§ STATED PROBLEM
Write out the listing in full, matching it word for word.

(Stored data)
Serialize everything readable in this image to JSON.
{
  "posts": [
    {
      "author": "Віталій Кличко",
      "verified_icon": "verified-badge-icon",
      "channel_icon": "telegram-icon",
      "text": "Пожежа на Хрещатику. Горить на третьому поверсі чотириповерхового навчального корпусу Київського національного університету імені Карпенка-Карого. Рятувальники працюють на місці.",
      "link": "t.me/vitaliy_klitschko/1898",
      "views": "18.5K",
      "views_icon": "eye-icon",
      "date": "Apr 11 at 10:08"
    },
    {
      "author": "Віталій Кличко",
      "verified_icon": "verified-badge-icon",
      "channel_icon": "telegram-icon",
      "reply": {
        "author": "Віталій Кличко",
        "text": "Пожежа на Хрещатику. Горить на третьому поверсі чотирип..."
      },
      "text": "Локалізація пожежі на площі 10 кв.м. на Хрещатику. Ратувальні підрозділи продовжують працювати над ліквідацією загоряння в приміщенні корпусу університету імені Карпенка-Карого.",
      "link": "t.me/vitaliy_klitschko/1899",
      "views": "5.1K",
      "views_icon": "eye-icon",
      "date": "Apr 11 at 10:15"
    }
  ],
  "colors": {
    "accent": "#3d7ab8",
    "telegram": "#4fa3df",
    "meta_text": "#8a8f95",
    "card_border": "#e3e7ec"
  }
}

§ COMPLETED TASK
Serialize everything readable in this image to JSON.
{
  "posts": [
    {
      "author": "Віталій Кличко",
      "verified_icon": "verified-badge-icon",
      "channel_icon": "telegram-icon",
      "text": "Пожежа на Хрещатику. Горить на третьому поверсі чотириповерхового навчального корпусу Київського національного університету імені Карпенка-Карого. Рятувальники працюють на місці.",
      "link": "t.me/vitaliy_klitschko/1898",
      "views": "18.5K",
      "views_icon": "eye-icon",
      "date": "Apr 11 at 10:08"
    },
    {
      "author": "Віталій Кличко",
      "verified_icon": "verified-badge-icon",
      "channel_icon": "telegram-icon",
      "reply": {
        "author": "Віталій Кличко",
        "text": "Пожежа на Хрещатику. Горить на третьому поверсі чотирип..."
      },
      "text": "Локалізація пожежі на площі 10 кв.м. на Хрещатику. Ратувальні підрозділи продовжують працювати над ліквідацією загоряння в приміщенні корпусу університету імені Карпенка-Карого.",
      "link": "t.me/vitaliy_klitschko/1899",
      "views": "5.1K",
      "views_icon": "eye-icon",
      "date": "Apr 11 at 10:15"
    }
  ],
  "colors": {
    "accent": "#3d7ab8",
    "telegram": "#4fa3df",
    "meta_text": "#8a8f95",
    "card_border": "#e3e7ec"
  }
}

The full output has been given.